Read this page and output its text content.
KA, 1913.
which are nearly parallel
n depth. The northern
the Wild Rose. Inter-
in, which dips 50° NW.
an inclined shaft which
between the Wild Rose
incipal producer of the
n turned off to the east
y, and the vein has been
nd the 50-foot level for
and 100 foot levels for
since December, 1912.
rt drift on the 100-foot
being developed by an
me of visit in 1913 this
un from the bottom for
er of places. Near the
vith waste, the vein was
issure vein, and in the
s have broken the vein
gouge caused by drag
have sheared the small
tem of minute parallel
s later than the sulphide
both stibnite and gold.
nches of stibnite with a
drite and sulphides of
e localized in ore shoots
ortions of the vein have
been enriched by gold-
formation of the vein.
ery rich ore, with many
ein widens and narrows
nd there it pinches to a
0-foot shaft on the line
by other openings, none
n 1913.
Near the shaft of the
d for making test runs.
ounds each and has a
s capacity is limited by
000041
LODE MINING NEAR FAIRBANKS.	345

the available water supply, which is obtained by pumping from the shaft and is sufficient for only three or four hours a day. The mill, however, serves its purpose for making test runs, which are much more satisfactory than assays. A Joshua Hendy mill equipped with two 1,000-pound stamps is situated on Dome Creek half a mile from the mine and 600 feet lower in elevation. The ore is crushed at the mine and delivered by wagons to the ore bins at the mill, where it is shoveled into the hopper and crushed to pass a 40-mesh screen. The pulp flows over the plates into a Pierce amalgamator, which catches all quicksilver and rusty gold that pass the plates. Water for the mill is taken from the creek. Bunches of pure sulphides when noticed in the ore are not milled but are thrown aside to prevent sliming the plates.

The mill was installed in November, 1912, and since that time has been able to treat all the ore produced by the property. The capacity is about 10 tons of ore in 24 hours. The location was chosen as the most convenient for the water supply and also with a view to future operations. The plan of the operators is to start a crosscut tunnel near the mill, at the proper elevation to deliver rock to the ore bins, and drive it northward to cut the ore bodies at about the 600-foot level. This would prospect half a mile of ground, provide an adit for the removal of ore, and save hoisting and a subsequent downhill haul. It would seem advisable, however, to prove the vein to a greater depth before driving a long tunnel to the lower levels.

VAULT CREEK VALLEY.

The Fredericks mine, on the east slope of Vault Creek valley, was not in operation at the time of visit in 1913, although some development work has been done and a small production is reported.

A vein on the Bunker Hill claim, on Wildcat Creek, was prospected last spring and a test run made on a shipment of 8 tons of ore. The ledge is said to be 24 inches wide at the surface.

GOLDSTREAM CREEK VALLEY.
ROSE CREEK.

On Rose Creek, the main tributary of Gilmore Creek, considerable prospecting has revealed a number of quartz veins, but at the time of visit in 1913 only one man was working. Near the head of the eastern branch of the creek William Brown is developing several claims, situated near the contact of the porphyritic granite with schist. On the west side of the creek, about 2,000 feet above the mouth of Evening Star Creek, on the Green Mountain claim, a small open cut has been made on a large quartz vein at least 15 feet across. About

--

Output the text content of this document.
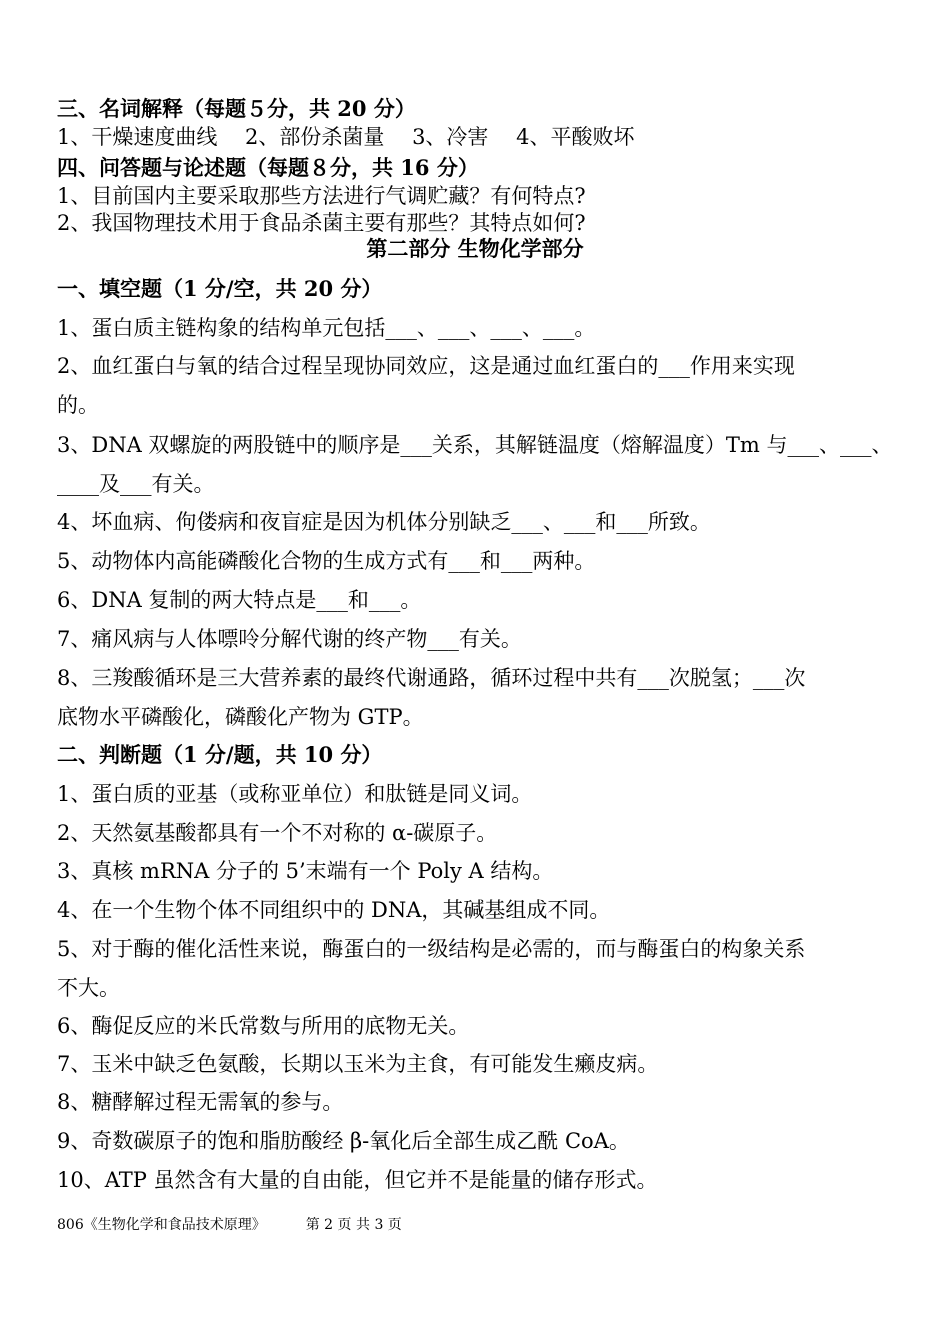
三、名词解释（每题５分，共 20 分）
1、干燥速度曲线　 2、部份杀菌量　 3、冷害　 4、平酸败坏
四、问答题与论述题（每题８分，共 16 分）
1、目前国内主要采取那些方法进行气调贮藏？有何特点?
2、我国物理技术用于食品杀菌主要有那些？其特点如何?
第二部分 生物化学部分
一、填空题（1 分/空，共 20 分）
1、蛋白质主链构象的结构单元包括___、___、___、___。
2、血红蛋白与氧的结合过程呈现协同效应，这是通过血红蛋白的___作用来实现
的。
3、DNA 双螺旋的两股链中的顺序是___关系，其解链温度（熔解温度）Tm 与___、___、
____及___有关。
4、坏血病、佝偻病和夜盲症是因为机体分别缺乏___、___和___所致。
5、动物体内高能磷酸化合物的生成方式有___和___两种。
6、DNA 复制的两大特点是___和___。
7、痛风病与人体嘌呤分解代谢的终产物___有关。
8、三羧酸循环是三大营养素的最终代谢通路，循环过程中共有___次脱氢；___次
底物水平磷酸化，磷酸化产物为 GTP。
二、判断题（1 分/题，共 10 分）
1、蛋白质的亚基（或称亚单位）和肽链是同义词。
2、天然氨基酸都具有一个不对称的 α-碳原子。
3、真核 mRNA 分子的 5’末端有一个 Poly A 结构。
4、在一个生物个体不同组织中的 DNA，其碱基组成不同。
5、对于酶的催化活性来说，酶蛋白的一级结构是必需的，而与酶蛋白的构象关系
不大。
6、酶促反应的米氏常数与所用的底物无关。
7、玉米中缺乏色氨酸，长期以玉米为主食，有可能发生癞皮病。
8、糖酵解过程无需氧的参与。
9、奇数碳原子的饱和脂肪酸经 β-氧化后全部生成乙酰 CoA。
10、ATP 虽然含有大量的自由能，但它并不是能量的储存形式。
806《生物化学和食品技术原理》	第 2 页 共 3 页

--

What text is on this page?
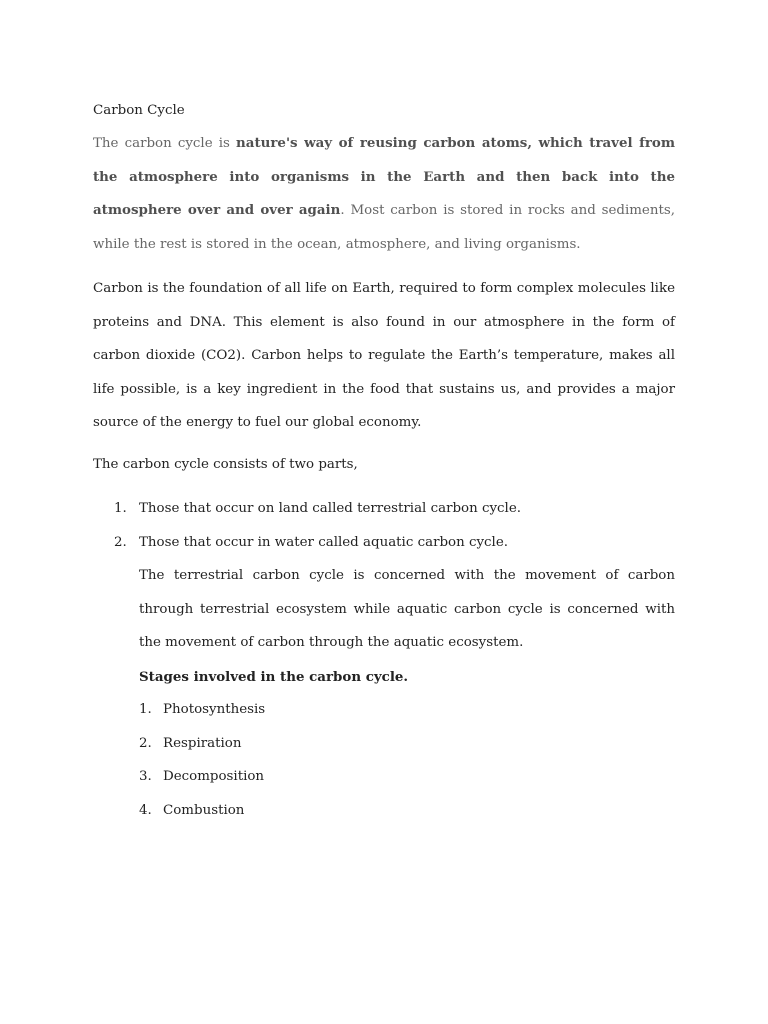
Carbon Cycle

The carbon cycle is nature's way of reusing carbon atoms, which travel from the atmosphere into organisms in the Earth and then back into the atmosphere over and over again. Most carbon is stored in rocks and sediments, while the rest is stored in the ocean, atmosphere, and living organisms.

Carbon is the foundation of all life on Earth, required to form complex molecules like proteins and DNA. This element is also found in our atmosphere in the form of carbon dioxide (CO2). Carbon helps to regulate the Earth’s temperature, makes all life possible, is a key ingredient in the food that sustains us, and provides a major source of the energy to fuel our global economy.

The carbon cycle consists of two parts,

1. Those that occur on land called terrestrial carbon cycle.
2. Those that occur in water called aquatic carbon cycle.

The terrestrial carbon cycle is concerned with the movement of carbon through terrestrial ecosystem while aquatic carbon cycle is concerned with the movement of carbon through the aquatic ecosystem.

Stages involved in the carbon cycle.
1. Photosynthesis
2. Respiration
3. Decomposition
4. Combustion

**DIRECTIONS**
State how many lines of the material above contain the word "aquatic". Say nothing else.

**WRITTEN RESPONSE**
2